* TASK REQUIREMENTS: Copy every line that mentions the word "screenshot".

* LISTED ENTRIES:
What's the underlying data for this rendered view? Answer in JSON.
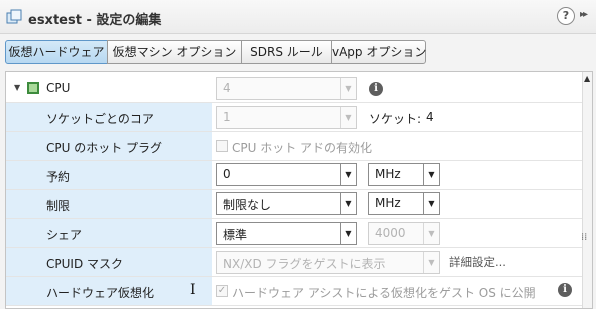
{
  "window": {
    "title": "esxtest - 設定の編集",
    "help_glyph": "?",
    "more_glyph": "▸▸"
  },
  "tabs": [
    {
      "label": "仮想ハードウェア",
      "active": true
    },
    {
      "label": "仮想マシン オプション",
      "active": false
    },
    {
      "label": "SDRS ルール",
      "active": false
    },
    {
      "label": "vApp オプション",
      "active": false
    }
  ],
  "rows": {
    "cpu": {
      "label": "CPU",
      "value": "4"
    },
    "cores": {
      "label": "ソケットごとのコア",
      "value": "1",
      "sockets_label": "ソケット:",
      "sockets_value": "4"
    },
    "hotplug": {
      "label": "CPU のホット プラグ",
      "checkbox_label": "CPU ホット アドの有効化",
      "checked": false
    },
    "reservation": {
      "label": "予約",
      "value": "0",
      "unit": "MHz"
    },
    "limit": {
      "label": "制限",
      "value": "制限なし",
      "unit": "MHz"
    },
    "shares": {
      "label": "シェア",
      "value": "標準",
      "amount": "4000"
    },
    "cpuid": {
      "label": "CPUID マスク",
      "value": "NX/XD フラグをゲストに表示",
      "advanced_link": "詳細設定..."
    },
    "hwvirt": {
      "label": "ハードウェア仮想化",
      "checkbox_label": "ハードウェア アシストによる仮想化をゲスト OS に公開",
      "checked": true
    }
  },
  "icons": {
    "info": "i",
    "checkmark": "✓",
    "dropdown": "▼",
    "expand": "▼",
    "scroll_up": "▲",
    "resize_grip": "⁞⁞"
  },
  "colors": {
    "label_bg": "#dfeefa",
    "active_tab": "#c4e0f5",
    "cpu_icon": "#3d8b3d"
  }
}
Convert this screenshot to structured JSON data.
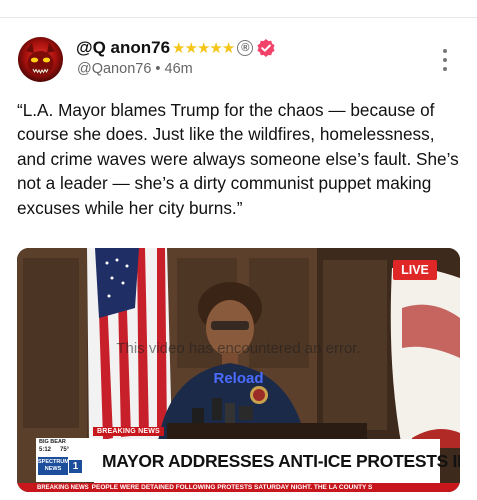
{
  "post": {
    "author_name": "@Q anon76",
    "stars": "★★★★★",
    "registered_mark": "®",
    "handle": "@Qanon76",
    "separator": "•",
    "time_ago": "46m",
    "text": "“L.A. Mayor blames Trump for the chaos — because of course she does. Just like the wildfires, homelessness, and crime waves were always someone else’s fault. She’s not a leader — she’s a dirty communist puppet making excuses while her city burns.”"
  },
  "video": {
    "live_badge": "LIVE",
    "error_message": "This video has encountered an error.",
    "reload_label": "Reload",
    "breaking_news_tag": "BREAKING NEWS",
    "station_city": "BIG BEAR",
    "station_time": "5:12",
    "station_temp": "75°",
    "station_logo": "SPECTRUM NEWS",
    "station_channel": "1",
    "headline": "MAYOR ADDRESSES ANTI-ICE PROTESTS IN DTLA",
    "crawl_label": "BREAKING NEWS",
    "crawl_text": "PEOPLE WERE DETAINED FOLLOWING PROTESTS SATURDAY NIGHT. THE LA COUNTY S"
  },
  "icons": {
    "verified": "verified-badge-icon",
    "more": "more-options-icon"
  },
  "colors": {
    "verified_badge": "#f2426a",
    "stars": "#f5c518",
    "live_badge": "#e02727",
    "news_red": "#c8161d",
    "reload_link": "#4a6cff"
  }
}
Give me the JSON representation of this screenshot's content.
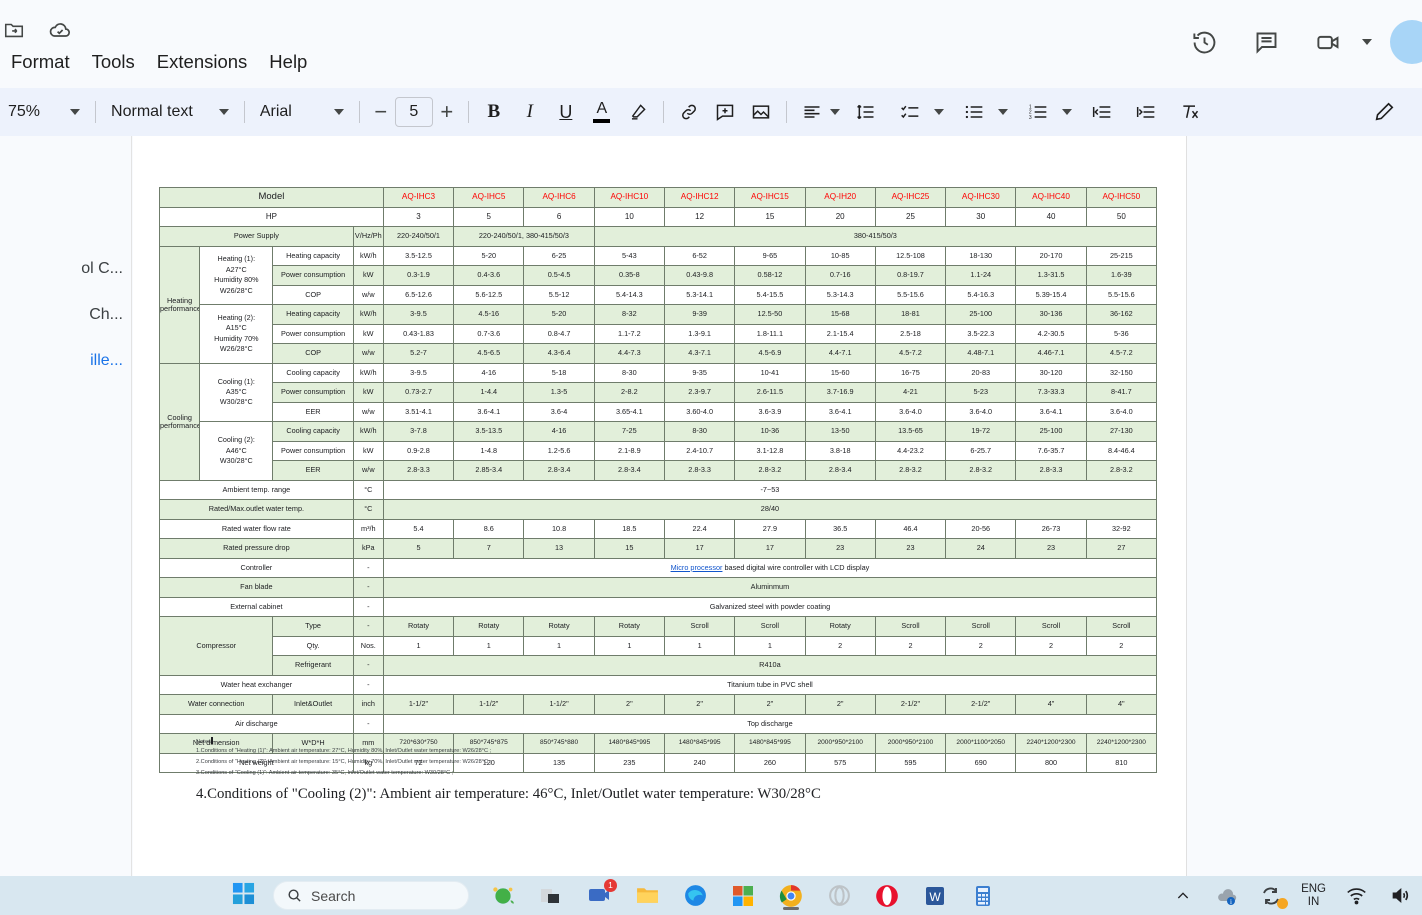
{
  "app": {
    "menus": [
      "Format",
      "Tools",
      "Extensions",
      "Help"
    ],
    "icons": {
      "move_folder": "move-to-folder-icon",
      "cloud_saved": "cloud-saved-icon",
      "history": "version-history-icon",
      "comments": "comments-icon",
      "meet": "google-meet-icon",
      "avatar": "user-avatar"
    }
  },
  "toolbar": {
    "zoom": "75%",
    "style": "Normal text",
    "font": "Arial",
    "font_size": "5",
    "minus": "−",
    "plus": "+",
    "bold": "B",
    "italic": "I",
    "underline": "U",
    "text_color": "A",
    "items": [
      "highlight-pen",
      "link",
      "add-comment",
      "insert-image",
      "align",
      "line-spacing",
      "checklist",
      "bulleted-list",
      "numbered-list",
      "decrease-indent",
      "increase-indent",
      "clear-formatting",
      "editing-mode-pencil"
    ]
  },
  "outline": {
    "items": [
      {
        "label": "ol C...",
        "link": false
      },
      {
        "label": " Ch...",
        "link": false
      },
      {
        "label": "ille...",
        "link": true
      }
    ]
  },
  "taskbar": {
    "search_placeholder": "Search",
    "language": "ENG",
    "region": "IN",
    "chat_badge": "1",
    "icons": [
      "start",
      "search",
      "weather",
      "task-view",
      "chat",
      "file-explorer",
      "edge",
      "store",
      "chrome",
      "opera-gx",
      "opera",
      "word",
      "calculator",
      "show-hidden",
      "onedrive",
      "sync",
      "network",
      "volume"
    ]
  },
  "document": {
    "notes_title": "Notes",
    "notes_small": "1.Conditions of “Heating (1)”: Ambient air temperature: 27°C, Humidity 80%, Inlet/Outlet water temperature: W26/28°C ; 2.Conditions of “Heating (2)”: Ambient air temperature: 15°C, Humidity 70%, Inlet/Outlet water temperature: W26/28°C ; 3.Conditions of “Cooling (1)”: Ambient air temperature: 35°C, Inlet/Outlet water temperature: W30/28°C ;",
    "notes_big": "4.Conditions of \"Cooling (2)\": Ambient air temperature: 46°C, Inlet/Outlet water temperature: W30/28°C"
  },
  "chart_data": {
    "type": "table",
    "title": "Model",
    "models": [
      "AQ-IHC3",
      "AQ-IHC5",
      "AQ-IHC6",
      "AQ-IHC10",
      "AQ-IHC12",
      "AQ-IHC15",
      "AQ-IH20",
      "AQ-IHC25",
      "AQ-IHC30",
      "AQ-IHC40",
      "AQ-IHC50"
    ],
    "hp_label": "HP",
    "hp": [
      "3",
      "5",
      "6",
      "10",
      "12",
      "15",
      "20",
      "25",
      "30",
      "40",
      "50"
    ],
    "power_supply": {
      "label": "Power Supply",
      "unit": "V/Hz/Ph",
      "c1": "220-240/50/1",
      "c2_3": "220-240/50/1, 380-415/50/3",
      "c4_11": "380-415/50/3"
    },
    "heating_perf_label": "Heating performance",
    "cooling_perf_label": "Cooling performance",
    "heating1_cond": [
      "Heating (1):",
      "A27°C",
      "Humidity 80%",
      "W26/28°C"
    ],
    "heating2_cond": [
      "Heating (2):",
      "A15°C",
      "Humidity 70%",
      "W26/28°C"
    ],
    "cooling1_cond": [
      "Cooling (1):",
      "A35°C",
      "W30/28°C"
    ],
    "cooling2_cond": [
      "Cooling (2):",
      "A46°C",
      "W30/28°C"
    ],
    "rows": [
      {
        "label": "Heating capacity",
        "unit": "kW/h",
        "shade": "w",
        "values": [
          "3.5-12.5",
          "5-20",
          "6-25",
          "5-43",
          "6-52",
          "9-65",
          "10-85",
          "12.5-108",
          "18-130",
          "20-170",
          "25-215"
        ]
      },
      {
        "label": "Power consumption",
        "unit": "kW",
        "shade": "g",
        "values": [
          "0.3-1.9",
          "0.4-3.6",
          "0.5-4.5",
          "0.35-8",
          "0.43-9.8",
          "0.58-12",
          "0.7-16",
          "0.8-19.7",
          "1.1-24",
          "1.3-31.5",
          "1.6-39"
        ]
      },
      {
        "label": "COP",
        "unit": "w/w",
        "shade": "w",
        "values": [
          "6.5-12.6",
          "5.6-12.5",
          "5.5-12",
          "5.4-14.3",
          "5.3-14.1",
          "5.4-15.5",
          "5.3-14.3",
          "5.5-15.6",
          "5.4-16.3",
          "5.39-15.4",
          "5.5-15.6"
        ]
      },
      {
        "label": "Heating capacity",
        "unit": "kW/h",
        "shade": "g",
        "values": [
          "3-9.5",
          "4.5-16",
          "5-20",
          "8-32",
          "9-39",
          "12.5-50",
          "15-68",
          "18-81",
          "25-100",
          "30-136",
          "36-162"
        ]
      },
      {
        "label": "Power consumption",
        "unit": "kW",
        "shade": "w",
        "values": [
          "0.43-1.83",
          "0.7-3.6",
          "0.8-4.7",
          "1.1-7.2",
          "1.3-9.1",
          "1.8-11.1",
          "2.1-15.4",
          "2.5-18",
          "3.5-22.3",
          "4.2-30.5",
          "5-36"
        ]
      },
      {
        "label": "COP",
        "unit": "w/w",
        "shade": "g",
        "values": [
          "5.2-7",
          "4.5-6.5",
          "4.3-6.4",
          "4.4-7.3",
          "4.3-7.1",
          "4.5-6.9",
          "4.4-7.1",
          "4.5-7.2",
          "4.48-7.1",
          "4.46-7.1",
          "4.5-7.2"
        ]
      },
      {
        "label": "Cooling capacity",
        "unit": "kW/h",
        "shade": "w",
        "values": [
          "3-9.5",
          "4-16",
          "5-18",
          "8-30",
          "9-35",
          "10-41",
          "15-60",
          "16-75",
          "20-83",
          "30-120",
          "32-150"
        ]
      },
      {
        "label": "Power consumption",
        "unit": "kW",
        "shade": "g",
        "values": [
          "0.73-2.7",
          "1-4.4",
          "1.3-5",
          "2-8.2",
          "2.3-9.7",
          "2.6-11.5",
          "3.7-16.9",
          "4-21",
          "5-23",
          "7.3-33.3",
          "8-41.7"
        ]
      },
      {
        "label": "EER",
        "unit": "w/w",
        "shade": "w",
        "values": [
          "3.51-4.1",
          "3.6-4.1",
          "3.6-4",
          "3.65-4.1",
          "3.60-4.0",
          "3.6-3.9",
          "3.6-4.1",
          "3.6-4.0",
          "3.6-4.0",
          "3.6-4.1",
          "3.6-4.0"
        ]
      },
      {
        "label": "Cooling capacity",
        "unit": "kW/h",
        "shade": "g",
        "values": [
          "3-7.8",
          "3.5-13.5",
          "4-16",
          "7-25",
          "8-30",
          "10-36",
          "13-50",
          "13.5-65",
          "19-72",
          "25-100",
          "27-130"
        ]
      },
      {
        "label": "Power consumption",
        "unit": "kW",
        "shade": "w",
        "values": [
          "0.9-2.8",
          "1-4.8",
          "1.2-5.6",
          "2.1-8.9",
          "2.4-10.7",
          "3.1-12.8",
          "3.8-18",
          "4.4-23.2",
          "6-25.7",
          "7.6-35.7",
          "8.4-46.4"
        ]
      },
      {
        "label": "EER",
        "unit": "w/w",
        "shade": "g",
        "values": [
          "2.8-3.3",
          "2.85-3.4",
          "2.8-3.4",
          "2.8-3.4",
          "2.8-3.3",
          "2.8-3.2",
          "2.8-3.4",
          "2.8-3.2",
          "2.8-3.2",
          "2.8-3.3",
          "2.8-3.2"
        ]
      }
    ],
    "ambient": {
      "label": "Ambient temp. range",
      "unit": "°C",
      "value": "-7~53"
    },
    "outlet_temp": {
      "label": "Rated/Max.outlet water temp.",
      "unit": "°C",
      "value": "28/40"
    },
    "flow_rate": {
      "label": "Rated water flow rate",
      "unit": "m³/h",
      "values": [
        "5.4",
        "8.6",
        "10.8",
        "18.5",
        "22.4",
        "27.9",
        "36.5",
        "46.4",
        "20-56",
        "26-73",
        "32-92"
      ]
    },
    "pressure_drop": {
      "label": "Rated pressure drop",
      "unit": "kPa",
      "values": [
        "5",
        "7",
        "13",
        "15",
        "17",
        "17",
        "23",
        "23",
        "24",
        "23",
        "27"
      ]
    },
    "controller": {
      "label": "Controller",
      "unit": "-",
      "link_text": "Micro processor",
      "value": " based digital wire controller with LCD display"
    },
    "fan_blade": {
      "label": "Fan blade",
      "unit": "-",
      "value": "Aluminmum"
    },
    "cabinet": {
      "label": "External cabinet",
      "unit": "-",
      "value": "Galvanized steel with powder coating"
    },
    "compressor": {
      "label": "Compressor",
      "type_label": "Type",
      "type_unit": "-",
      "types": [
        "Rotaty",
        "Rotaty",
        "Rotaty",
        "Rotaty",
        "Scroll",
        "Scroll",
        "Rotaty",
        "Scroll",
        "Scroll",
        "Scroll",
        "Scroll"
      ],
      "qty_label": "Qty.",
      "qty_unit": "Nos.",
      "qty": [
        "1",
        "1",
        "1",
        "1",
        "1",
        "1",
        "2",
        "2",
        "2",
        "2",
        "2"
      ],
      "refrigerant_label": "Refrigerant",
      "refrigerant_unit": "-",
      "refrigerant": "R410a"
    },
    "heat_exchanger": {
      "label": "Water heat exchanger",
      "unit": "-",
      "value": "Titanium tube in PVC shell"
    },
    "water_connection": {
      "label": "Water connection",
      "sub": "Inlet&Outlet",
      "unit": "inch",
      "values": [
        "1-1/2\"",
        "1-1/2\"",
        "1-1/2\"",
        "2\"",
        "2\"",
        "2\"",
        "2\"",
        "2-1/2\"",
        "2-1/2\"",
        "4\"",
        "4\""
      ]
    },
    "air_discharge": {
      "label": "Air discharge",
      "unit": "-",
      "value": "Top discharge"
    },
    "net_dimension": {
      "label": "Net dimension",
      "sub": "W*D*H",
      "unit": "mm",
      "values": [
        "720*630*750",
        "850*745*875",
        "850*745*880",
        "1480*845*995",
        "1480*845*995",
        "1480*845*995",
        "2000*950*2100",
        "2000*950*2100",
        "2000*1100*2050",
        "2240*1200*2300",
        "2240*1200*2300"
      ]
    },
    "net_weight": {
      "label": "Net weight",
      "unit": "kg",
      "values": [
        "72",
        "120",
        "135",
        "235",
        "240",
        "260",
        "575",
        "595",
        "690",
        "800",
        "810"
      ]
    }
  }
}
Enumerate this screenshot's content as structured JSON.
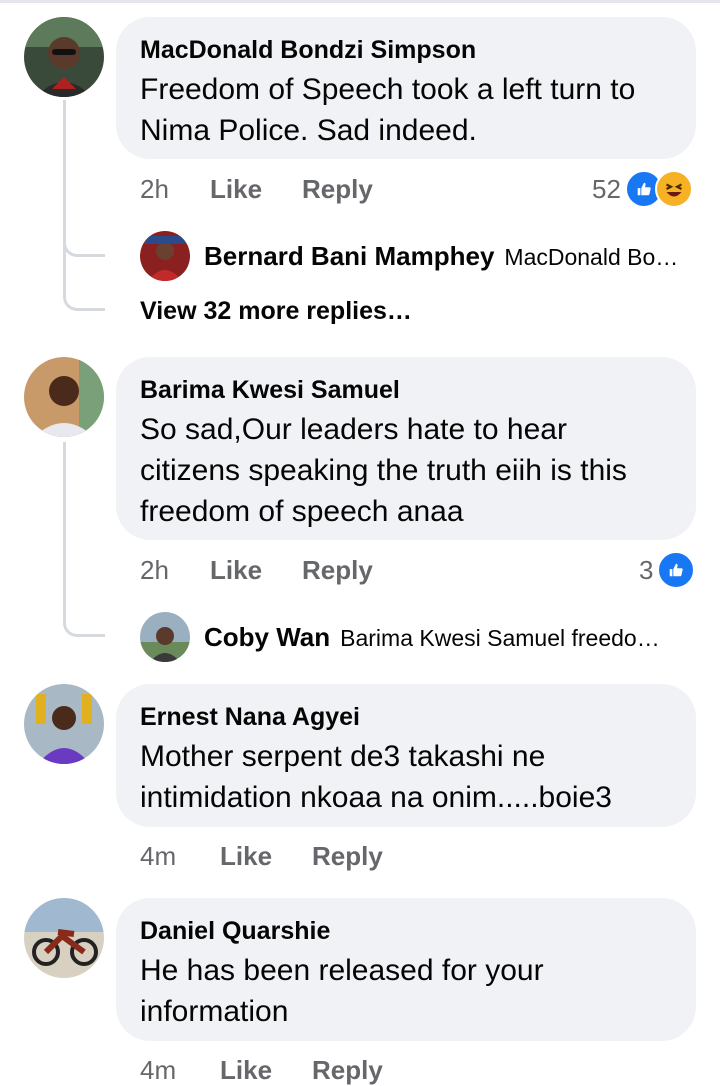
{
  "comments": [
    {
      "author": "MacDonald Bondzi Simpson",
      "text": "Freedom of Speech took a left turn to Nima Police. Sad indeed.",
      "time": "2h",
      "like_label": "Like",
      "reply_label": "Reply",
      "reaction_count": "52",
      "reactions": [
        "like-icon",
        "haha-icon"
      ],
      "reply_preview": {
        "author": "Bernard Bani Mamphey",
        "text": "MacDonald Bo…"
      },
      "view_more": "View 32 more replies…"
    },
    {
      "author": "Barima Kwesi Samuel",
      "text": "So sad,Our leaders hate to hear citizens speaking the truth eiih is this freedom of speech anaa",
      "time": "2h",
      "like_label": "Like",
      "reply_label": "Reply",
      "reaction_count": "3",
      "reactions": [
        "like-icon"
      ],
      "reply_preview": {
        "author": "Coby Wan",
        "text": "Barima Kwesi Samuel freedo…"
      }
    },
    {
      "author": "Ernest Nana Agyei",
      "text": "Mother serpent de3 takashi ne intimidation nkoaa na onim.....boie3",
      "time": "4m",
      "like_label": "Like",
      "reply_label": "Reply"
    },
    {
      "author": "Daniel Quarshie",
      "text": "He has been released for your information",
      "time": "4m",
      "like_label": "Like",
      "reply_label": "Reply"
    }
  ],
  "colors": {
    "bubble": "#f0f2f5",
    "meta": "#65676b",
    "like_blue": "#1877f2",
    "haha_yellow": "#f7b125"
  }
}
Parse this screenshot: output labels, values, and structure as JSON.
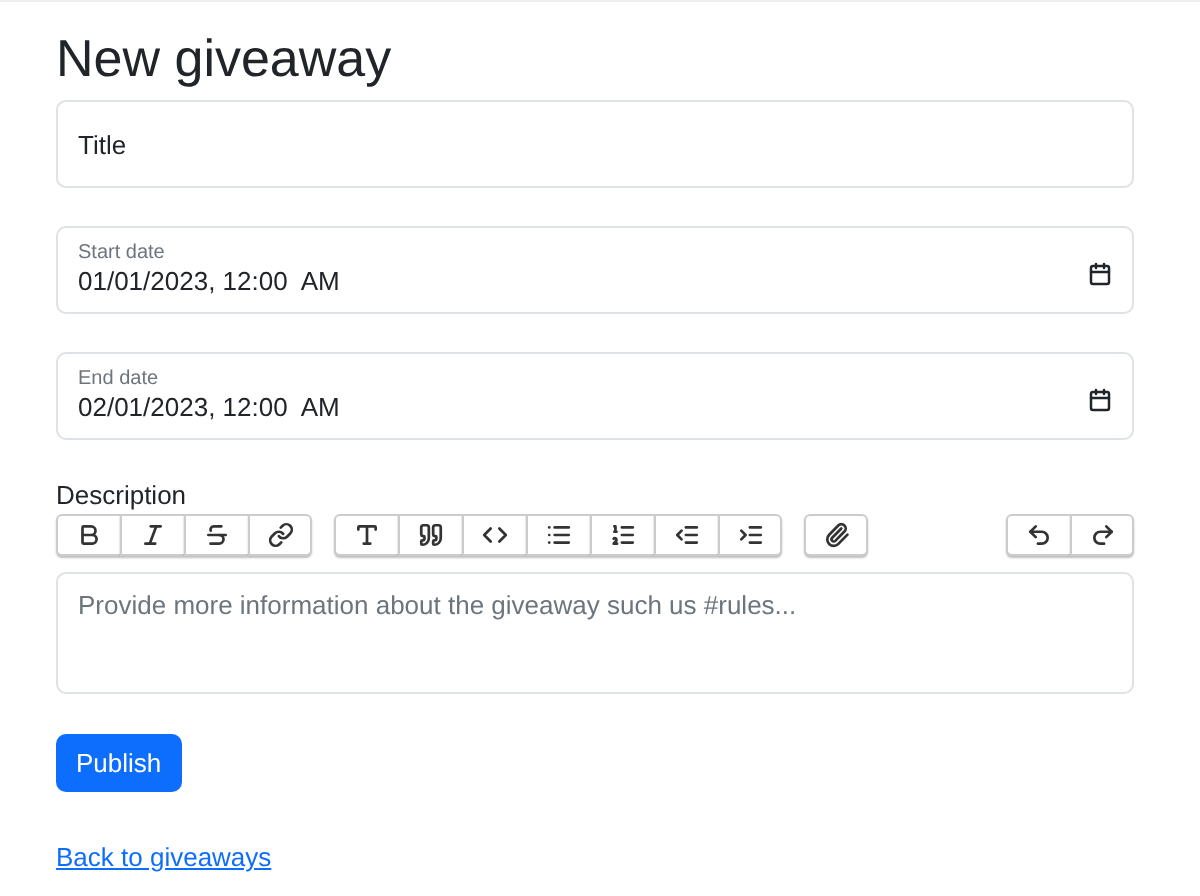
{
  "heading": "New giveaway",
  "title_field": {
    "placeholder": "Title"
  },
  "date_fields": [
    {
      "label": "Start date",
      "value": "01/01/2023, 12:00  AM"
    },
    {
      "label": "End date",
      "value": "02/01/2023, 12:00  AM"
    }
  ],
  "description": {
    "label": "Description",
    "toolbar_groups": [
      {
        "buttons": [
          {
            "kind": "bold"
          },
          {
            "kind": "italic"
          },
          {
            "kind": "strike"
          },
          {
            "kind": "link"
          }
        ]
      },
      {
        "buttons": [
          {
            "kind": "heading"
          },
          {
            "kind": "quote"
          },
          {
            "kind": "code"
          },
          {
            "kind": "bullets"
          },
          {
            "kind": "numbers"
          },
          {
            "kind": "outdent"
          },
          {
            "kind": "indent"
          }
        ]
      },
      {
        "buttons": [
          {
            "kind": "attach"
          }
        ]
      }
    ],
    "toolbar_right_groups": [
      {
        "buttons": [
          {
            "kind": "undo"
          },
          {
            "kind": "redo"
          }
        ]
      }
    ],
    "placeholder": "Provide more information about the giveaway such us #rules..."
  },
  "publish_button": "Publish",
  "back_link": "Back to giveaways"
}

* EXERCISE RESULT:
Convert this screenshot to structured JSON data.
Give me the JSON representation of this screenshot's content.
Enumerate this screenshot's content as structured JSON.
Parse this screenshot: output labels, values, and structure as JSON.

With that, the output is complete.